### TASK TO COMPLETE
Repeat the records. Leave nothing out.

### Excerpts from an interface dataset
== Segment start ==

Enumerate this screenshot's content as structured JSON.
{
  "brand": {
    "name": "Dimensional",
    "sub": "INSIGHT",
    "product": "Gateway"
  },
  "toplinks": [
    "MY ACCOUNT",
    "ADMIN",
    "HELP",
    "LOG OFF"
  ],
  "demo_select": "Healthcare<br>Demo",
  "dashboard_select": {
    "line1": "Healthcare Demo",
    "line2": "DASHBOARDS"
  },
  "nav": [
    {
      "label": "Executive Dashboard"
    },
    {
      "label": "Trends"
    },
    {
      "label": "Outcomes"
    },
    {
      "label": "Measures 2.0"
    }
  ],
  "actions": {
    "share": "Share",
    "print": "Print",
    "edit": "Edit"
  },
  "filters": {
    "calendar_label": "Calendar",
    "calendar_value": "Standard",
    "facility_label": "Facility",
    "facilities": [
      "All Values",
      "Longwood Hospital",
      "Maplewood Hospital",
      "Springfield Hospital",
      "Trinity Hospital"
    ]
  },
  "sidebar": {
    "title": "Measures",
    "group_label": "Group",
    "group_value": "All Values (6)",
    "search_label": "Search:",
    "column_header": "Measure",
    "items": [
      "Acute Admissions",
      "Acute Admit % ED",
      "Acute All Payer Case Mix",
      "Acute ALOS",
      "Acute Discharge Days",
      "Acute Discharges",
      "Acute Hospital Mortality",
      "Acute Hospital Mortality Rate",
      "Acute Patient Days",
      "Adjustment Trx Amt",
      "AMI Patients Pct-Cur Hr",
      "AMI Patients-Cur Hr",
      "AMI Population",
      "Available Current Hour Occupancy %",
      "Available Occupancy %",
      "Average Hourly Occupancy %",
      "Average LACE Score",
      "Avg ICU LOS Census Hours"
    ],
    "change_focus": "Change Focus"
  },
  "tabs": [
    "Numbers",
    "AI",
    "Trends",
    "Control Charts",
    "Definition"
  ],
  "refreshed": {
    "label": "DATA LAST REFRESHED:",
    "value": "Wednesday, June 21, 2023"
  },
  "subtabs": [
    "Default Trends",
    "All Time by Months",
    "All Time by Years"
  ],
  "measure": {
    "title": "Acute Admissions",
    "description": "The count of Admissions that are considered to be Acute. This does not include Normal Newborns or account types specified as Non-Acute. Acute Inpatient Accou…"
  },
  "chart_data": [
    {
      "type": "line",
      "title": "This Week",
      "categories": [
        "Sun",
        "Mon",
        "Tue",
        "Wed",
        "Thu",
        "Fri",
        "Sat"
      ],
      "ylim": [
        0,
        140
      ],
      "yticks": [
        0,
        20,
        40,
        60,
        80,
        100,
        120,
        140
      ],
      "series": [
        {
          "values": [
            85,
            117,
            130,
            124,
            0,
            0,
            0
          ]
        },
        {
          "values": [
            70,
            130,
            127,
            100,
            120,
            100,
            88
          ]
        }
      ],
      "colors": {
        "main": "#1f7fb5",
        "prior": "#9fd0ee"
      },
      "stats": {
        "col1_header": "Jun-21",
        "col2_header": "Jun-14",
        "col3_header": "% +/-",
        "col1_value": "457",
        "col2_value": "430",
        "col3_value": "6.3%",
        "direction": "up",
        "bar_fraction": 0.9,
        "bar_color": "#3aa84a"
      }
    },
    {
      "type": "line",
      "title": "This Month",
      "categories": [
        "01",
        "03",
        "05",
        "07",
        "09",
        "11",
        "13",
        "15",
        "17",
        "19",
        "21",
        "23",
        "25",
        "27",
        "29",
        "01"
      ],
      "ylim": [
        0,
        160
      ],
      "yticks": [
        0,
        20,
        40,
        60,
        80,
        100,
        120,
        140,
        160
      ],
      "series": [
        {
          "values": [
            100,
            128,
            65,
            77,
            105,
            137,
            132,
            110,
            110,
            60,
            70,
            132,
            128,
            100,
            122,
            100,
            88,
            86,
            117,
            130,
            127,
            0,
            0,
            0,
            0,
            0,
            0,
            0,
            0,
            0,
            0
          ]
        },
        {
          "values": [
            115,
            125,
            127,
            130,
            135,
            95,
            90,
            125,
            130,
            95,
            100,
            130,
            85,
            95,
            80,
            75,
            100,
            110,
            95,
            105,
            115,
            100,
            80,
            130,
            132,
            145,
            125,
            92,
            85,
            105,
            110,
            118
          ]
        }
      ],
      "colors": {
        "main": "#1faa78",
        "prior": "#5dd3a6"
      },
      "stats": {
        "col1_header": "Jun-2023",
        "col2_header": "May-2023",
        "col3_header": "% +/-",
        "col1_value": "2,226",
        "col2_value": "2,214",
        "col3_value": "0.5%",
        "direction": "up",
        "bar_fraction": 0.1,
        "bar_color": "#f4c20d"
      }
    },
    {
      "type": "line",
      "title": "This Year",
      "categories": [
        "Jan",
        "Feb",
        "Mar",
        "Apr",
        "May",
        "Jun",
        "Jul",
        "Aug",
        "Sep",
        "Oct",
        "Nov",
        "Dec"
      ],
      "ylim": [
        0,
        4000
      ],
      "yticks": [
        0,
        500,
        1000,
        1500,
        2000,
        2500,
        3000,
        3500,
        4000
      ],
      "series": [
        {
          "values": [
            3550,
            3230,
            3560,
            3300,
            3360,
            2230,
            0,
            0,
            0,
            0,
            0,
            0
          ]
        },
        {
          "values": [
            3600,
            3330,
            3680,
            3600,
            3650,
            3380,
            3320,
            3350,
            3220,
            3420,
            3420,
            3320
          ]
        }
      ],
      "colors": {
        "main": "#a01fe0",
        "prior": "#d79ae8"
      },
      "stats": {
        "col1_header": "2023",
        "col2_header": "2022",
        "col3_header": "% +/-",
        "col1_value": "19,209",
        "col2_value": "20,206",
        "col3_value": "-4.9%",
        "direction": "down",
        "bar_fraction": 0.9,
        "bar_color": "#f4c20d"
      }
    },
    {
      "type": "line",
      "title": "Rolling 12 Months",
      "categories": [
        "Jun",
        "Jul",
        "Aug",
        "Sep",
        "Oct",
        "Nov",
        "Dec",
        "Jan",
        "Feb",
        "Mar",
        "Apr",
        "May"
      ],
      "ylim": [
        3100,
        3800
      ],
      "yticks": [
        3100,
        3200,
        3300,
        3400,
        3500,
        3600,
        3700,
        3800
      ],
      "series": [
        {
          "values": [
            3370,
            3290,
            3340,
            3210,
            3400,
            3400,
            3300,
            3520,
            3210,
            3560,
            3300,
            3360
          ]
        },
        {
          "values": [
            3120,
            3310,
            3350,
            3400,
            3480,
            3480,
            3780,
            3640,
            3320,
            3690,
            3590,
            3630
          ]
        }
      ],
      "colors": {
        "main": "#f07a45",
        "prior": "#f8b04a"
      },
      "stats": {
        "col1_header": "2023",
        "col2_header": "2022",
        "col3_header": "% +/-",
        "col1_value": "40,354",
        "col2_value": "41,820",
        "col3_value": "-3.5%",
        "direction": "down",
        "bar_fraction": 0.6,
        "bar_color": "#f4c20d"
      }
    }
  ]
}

== Segment end ==

### SOLUTION FOR THIS TASK
Enumerate this screenshot's content as structured JSON.
{
  "brand": {
    "name": "Dimensional",
    "sub": "INSIGHT",
    "product": "Gateway"
  },
  "toplinks": [
    "MY ACCOUNT",
    "ADMIN",
    "HELP",
    "LOG OFF"
  ],
  "demo_select": "Healthcare<br>Demo",
  "dashboard_select": {
    "line1": "Healthcare Demo",
    "line2": "DASHBOARDS"
  },
  "nav": [
    {
      "label": "Executive Dashboard"
    },
    {
      "label": "Trends"
    },
    {
      "label": "Outcomes"
    },
    {
      "label": "Measures 2.0"
    }
  ],
  "actions": {
    "share": "Share",
    "print": "Print",
    "edit": "Edit"
  },
  "filters": {
    "calendar_label": "Calendar",
    "calendar_value": "Standard",
    "facility_label": "Facility",
    "facilities": [
      "All Values",
      "Longwood Hospital",
      "Maplewood Hospital",
      "Springfield Hospital",
      "Trinity Hospital"
    ]
  },
  "sidebar": {
    "title": "Measures",
    "group_label": "Group",
    "group_value": "All Values (6)",
    "search_label": "Search:",
    "column_header": "Measure",
    "items": [
      "Acute Admissions",
      "Acute Admit % ED",
      "Acute All Payer Case Mix",
      "Acute ALOS",
      "Acute Discharge Days",
      "Acute Discharges",
      "Acute Hospital Mortality",
      "Acute Hospital Mortality Rate",
      "Acute Patient Days",
      "Adjustment Trx Amt",
      "AMI Patients Pct-Cur Hr",
      "AMI Patients-Cur Hr",
      "AMI Population",
      "Available Current Hour Occupancy %",
      "Available Occupancy %",
      "Average Hourly Occupancy %",
      "Average LACE Score",
      "Avg ICU LOS Census Hours"
    ],
    "change_focus": "Change Focus"
  },
  "tabs": [
    "Numbers",
    "AI",
    "Trends",
    "Control Charts",
    "Definition"
  ],
  "refreshed": {
    "label": "DATA LAST REFRESHED:",
    "value": "Wednesday, June 21, 2023"
  },
  "subtabs": [
    "Default Trends",
    "All Time by Months",
    "All Time by Years"
  ],
  "measure": {
    "title": "Acute Admissions",
    "description": "The count of Admissions that are considered to be Acute. This does not include Normal Newborns or account types specified as Non-Acute. Acute Inpatient Accou…"
  },
  "chart_data": [
    {
      "type": "line",
      "title": "This Week",
      "categories": [
        "Sun",
        "Mon",
        "Tue",
        "Wed",
        "Thu",
        "Fri",
        "Sat"
      ],
      "ylim": [
        0,
        140
      ],
      "yticks": [
        0,
        20,
        40,
        60,
        80,
        100,
        120,
        140
      ],
      "series": [
        {
          "values": [
            85,
            117,
            130,
            124,
            0,
            0,
            0
          ]
        },
        {
          "values": [
            70,
            130,
            127,
            100,
            120,
            100,
            88
          ]
        }
      ],
      "colors": {
        "main": "#1f7fb5",
        "prior": "#9fd0ee"
      },
      "stats": {
        "col1_header": "Jun-21",
        "col2_header": "Jun-14",
        "col3_header": "% +/-",
        "col1_value": "457",
        "col2_value": "430",
        "col3_value": "6.3%",
        "direction": "up",
        "bar_fraction": 0.9,
        "bar_color": "#3aa84a"
      }
    },
    {
      "type": "line",
      "title": "This Month",
      "categories": [
        "01",
        "03",
        "05",
        "07",
        "09",
        "11",
        "13",
        "15",
        "17",
        "19",
        "21",
        "23",
        "25",
        "27",
        "29",
        "01"
      ],
      "ylim": [
        0,
        160
      ],
      "yticks": [
        0,
        20,
        40,
        60,
        80,
        100,
        120,
        140,
        160
      ],
      "series": [
        {
          "values": [
            100,
            128,
            65,
            77,
            105,
            137,
            132,
            110,
            110,
            60,
            70,
            132,
            128,
            100,
            122,
            100,
            88,
            86,
            117,
            130,
            127,
            0,
            0,
            0,
            0,
            0,
            0,
            0,
            0,
            0,
            0
          ]
        },
        {
          "values": [
            115,
            125,
            127,
            130,
            135,
            95,
            90,
            125,
            130,
            95,
            100,
            130,
            85,
            95,
            80,
            75,
            100,
            110,
            95,
            105,
            115,
            100,
            80,
            130,
            132,
            145,
            125,
            92,
            85,
            105,
            110,
            118
          ]
        }
      ],
      "colors": {
        "main": "#1faa78",
        "prior": "#5dd3a6"
      },
      "stats": {
        "col1_header": "Jun-2023",
        "col2_header": "May-2023",
        "col3_header": "% +/-",
        "col1_value": "2,226",
        "col2_value": "2,214",
        "col3_value": "0.5%",
        "direction": "up",
        "bar_fraction": 0.1,
        "bar_color": "#f4c20d"
      }
    },
    {
      "type": "line",
      "title": "This Year",
      "categories": [
        "Jan",
        "Feb",
        "Mar",
        "Apr",
        "May",
        "Jun",
        "Jul",
        "Aug",
        "Sep",
        "Oct",
        "Nov",
        "Dec"
      ],
      "ylim": [
        0,
        4000
      ],
      "yticks": [
        0,
        500,
        1000,
        1500,
        2000,
        2500,
        3000,
        3500,
        4000
      ],
      "series": [
        {
          "values": [
            3550,
            3230,
            3560,
            3300,
            3360,
            2230,
            0,
            0,
            0,
            0,
            0,
            0
          ]
        },
        {
          "values": [
            3600,
            3330,
            3680,
            3600,
            3650,
            3380,
            3320,
            3350,
            3220,
            3420,
            3420,
            3320
          ]
        }
      ],
      "colors": {
        "main": "#a01fe0",
        "prior": "#d79ae8"
      },
      "stats": {
        "col1_header": "2023",
        "col2_header": "2022",
        "col3_header": "% +/-",
        "col1_value": "19,209",
        "col2_value": "20,206",
        "col3_value": "-4.9%",
        "direction": "down",
        "bar_fraction": 0.9,
        "bar_color": "#f4c20d"
      }
    },
    {
      "type": "line",
      "title": "Rolling 12 Months",
      "categories": [
        "Jun",
        "Jul",
        "Aug",
        "Sep",
        "Oct",
        "Nov",
        "Dec",
        "Jan",
        "Feb",
        "Mar",
        "Apr",
        "May"
      ],
      "ylim": [
        3100,
        3800
      ],
      "yticks": [
        3100,
        3200,
        3300,
        3400,
        3500,
        3600,
        3700,
        3800
      ],
      "series": [
        {
          "values": [
            3370,
            3290,
            3340,
            3210,
            3400,
            3400,
            3300,
            3520,
            3210,
            3560,
            3300,
            3360
          ]
        },
        {
          "values": [
            3120,
            3310,
            3350,
            3400,
            3480,
            3480,
            3780,
            3640,
            3320,
            3690,
            3590,
            3630
          ]
        }
      ],
      "colors": {
        "main": "#f07a45",
        "prior": "#f8b04a"
      },
      "stats": {
        "col1_header": "2023",
        "col2_header": "2022",
        "col3_header": "% +/-",
        "col1_value": "40,354",
        "col2_value": "41,820",
        "col3_value": "-3.5%",
        "direction": "down",
        "bar_fraction": 0.6,
        "bar_color": "#f4c20d"
      }
    }
  ]
}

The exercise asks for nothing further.